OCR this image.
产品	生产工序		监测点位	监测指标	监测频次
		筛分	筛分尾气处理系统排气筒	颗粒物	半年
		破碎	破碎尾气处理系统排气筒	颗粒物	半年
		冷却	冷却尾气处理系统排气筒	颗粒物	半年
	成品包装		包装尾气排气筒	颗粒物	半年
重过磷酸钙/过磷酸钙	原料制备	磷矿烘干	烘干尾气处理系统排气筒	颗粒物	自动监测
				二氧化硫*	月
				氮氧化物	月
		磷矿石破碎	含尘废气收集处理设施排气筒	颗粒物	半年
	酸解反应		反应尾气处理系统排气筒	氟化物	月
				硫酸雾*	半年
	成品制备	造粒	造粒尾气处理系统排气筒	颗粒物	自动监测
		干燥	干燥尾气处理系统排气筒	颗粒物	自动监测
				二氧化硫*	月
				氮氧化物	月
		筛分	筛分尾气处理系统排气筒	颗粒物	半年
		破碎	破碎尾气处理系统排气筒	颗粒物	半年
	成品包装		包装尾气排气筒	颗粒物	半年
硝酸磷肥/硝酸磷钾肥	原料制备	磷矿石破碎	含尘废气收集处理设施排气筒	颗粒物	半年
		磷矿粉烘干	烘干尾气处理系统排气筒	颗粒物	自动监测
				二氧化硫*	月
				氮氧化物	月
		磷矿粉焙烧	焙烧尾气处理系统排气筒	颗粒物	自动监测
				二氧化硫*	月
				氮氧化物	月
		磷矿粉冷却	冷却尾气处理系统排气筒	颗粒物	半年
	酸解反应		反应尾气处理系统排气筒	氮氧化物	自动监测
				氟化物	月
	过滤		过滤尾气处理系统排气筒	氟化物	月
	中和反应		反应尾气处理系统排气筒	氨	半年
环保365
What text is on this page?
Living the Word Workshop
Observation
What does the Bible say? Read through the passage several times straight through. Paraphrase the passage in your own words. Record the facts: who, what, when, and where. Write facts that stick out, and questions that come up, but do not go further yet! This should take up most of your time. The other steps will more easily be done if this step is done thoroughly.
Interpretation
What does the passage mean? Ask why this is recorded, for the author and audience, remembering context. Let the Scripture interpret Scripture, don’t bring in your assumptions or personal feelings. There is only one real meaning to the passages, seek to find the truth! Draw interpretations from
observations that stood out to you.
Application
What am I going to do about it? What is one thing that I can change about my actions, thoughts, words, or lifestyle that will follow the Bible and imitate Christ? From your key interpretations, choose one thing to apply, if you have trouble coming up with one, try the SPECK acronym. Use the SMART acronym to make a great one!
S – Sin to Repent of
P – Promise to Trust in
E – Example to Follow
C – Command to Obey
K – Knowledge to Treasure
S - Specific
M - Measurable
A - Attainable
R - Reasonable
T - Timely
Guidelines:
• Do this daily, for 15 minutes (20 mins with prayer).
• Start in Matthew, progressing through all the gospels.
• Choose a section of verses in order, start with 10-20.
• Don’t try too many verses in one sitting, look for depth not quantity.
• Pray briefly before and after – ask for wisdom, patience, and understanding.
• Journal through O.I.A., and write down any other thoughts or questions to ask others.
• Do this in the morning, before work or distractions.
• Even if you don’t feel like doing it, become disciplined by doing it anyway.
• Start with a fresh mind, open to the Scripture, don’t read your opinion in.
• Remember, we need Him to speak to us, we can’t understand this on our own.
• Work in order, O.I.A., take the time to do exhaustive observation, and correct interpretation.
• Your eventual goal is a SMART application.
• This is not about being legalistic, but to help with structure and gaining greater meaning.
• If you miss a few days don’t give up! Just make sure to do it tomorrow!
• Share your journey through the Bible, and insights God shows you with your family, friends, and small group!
•••
### [Goal]
Copy out every line from the material above in which the word "passage" appears.

### [Task solution]
What does the Bible say? Read through the passage several times straight through. Paraphrase the passage in your own words. Record the facts: who, what, when, and where. Write facts that stick out, and questions that come up, but do not go further yet! This should take up most of your time. The other steps will more easily be done if this step is done thoroughly.
What does the passage mean? Ask why this is recorded, for the author and audience, remembering context. Let the Scripture interpret Scripture, don’t bring in your assumptions or personal feelings. There is only one real meaning to the passages, seek to find the truth! Draw interpretations from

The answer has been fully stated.